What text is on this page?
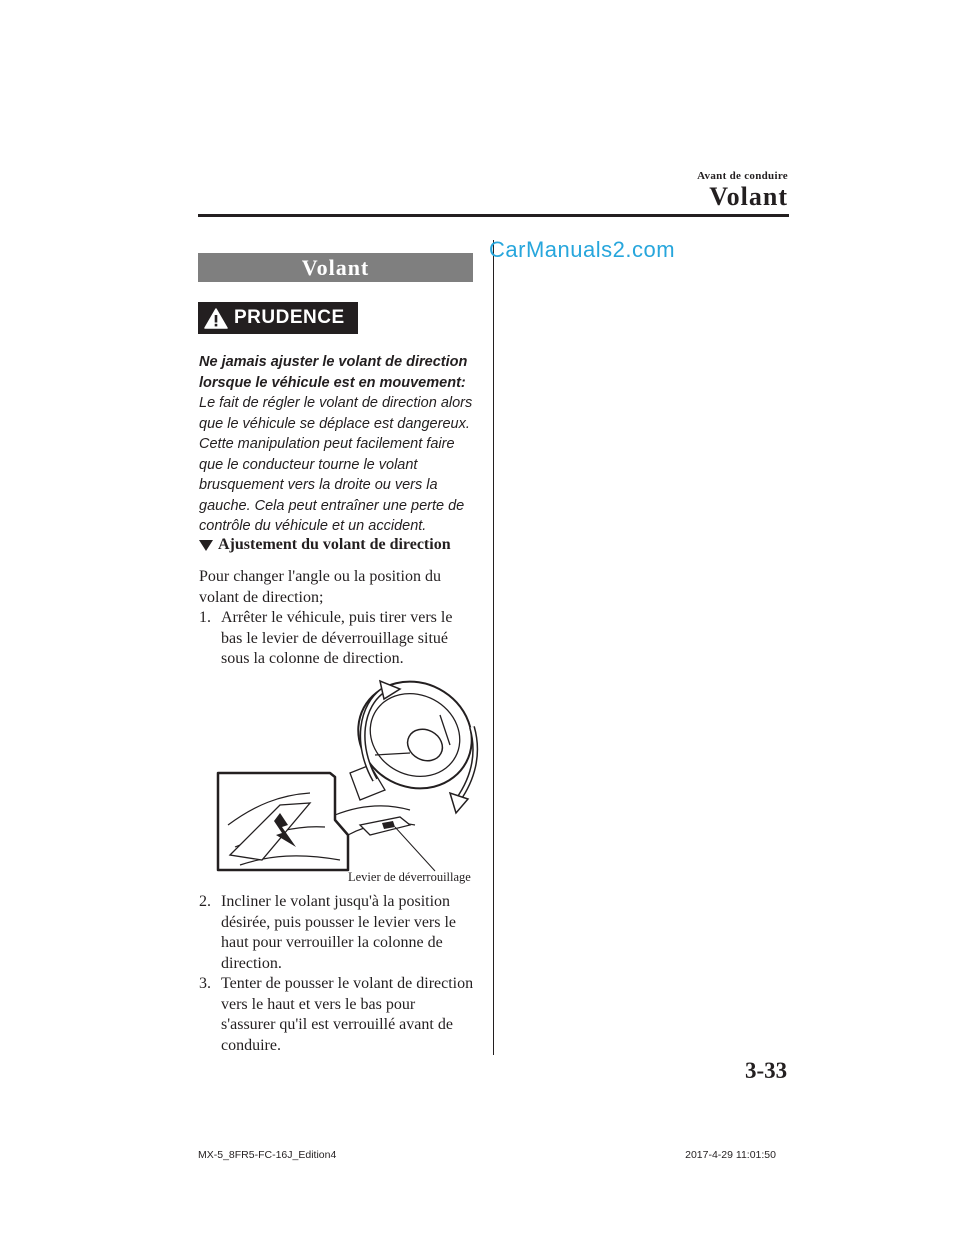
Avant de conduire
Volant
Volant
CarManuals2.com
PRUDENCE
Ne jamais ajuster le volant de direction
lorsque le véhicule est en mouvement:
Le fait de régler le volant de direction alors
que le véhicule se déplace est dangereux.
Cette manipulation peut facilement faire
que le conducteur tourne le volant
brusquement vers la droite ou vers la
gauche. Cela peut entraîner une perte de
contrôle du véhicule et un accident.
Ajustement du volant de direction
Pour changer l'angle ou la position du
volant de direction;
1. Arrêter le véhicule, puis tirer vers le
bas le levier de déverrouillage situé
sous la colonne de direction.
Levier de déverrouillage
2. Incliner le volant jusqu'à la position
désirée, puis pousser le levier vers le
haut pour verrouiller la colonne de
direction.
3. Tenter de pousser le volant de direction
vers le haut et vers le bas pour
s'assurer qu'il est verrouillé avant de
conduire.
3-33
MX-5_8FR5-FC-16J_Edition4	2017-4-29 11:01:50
....
### Problem to work on
Give only the number of lines in the records that include the word "haut".

### Correct result
2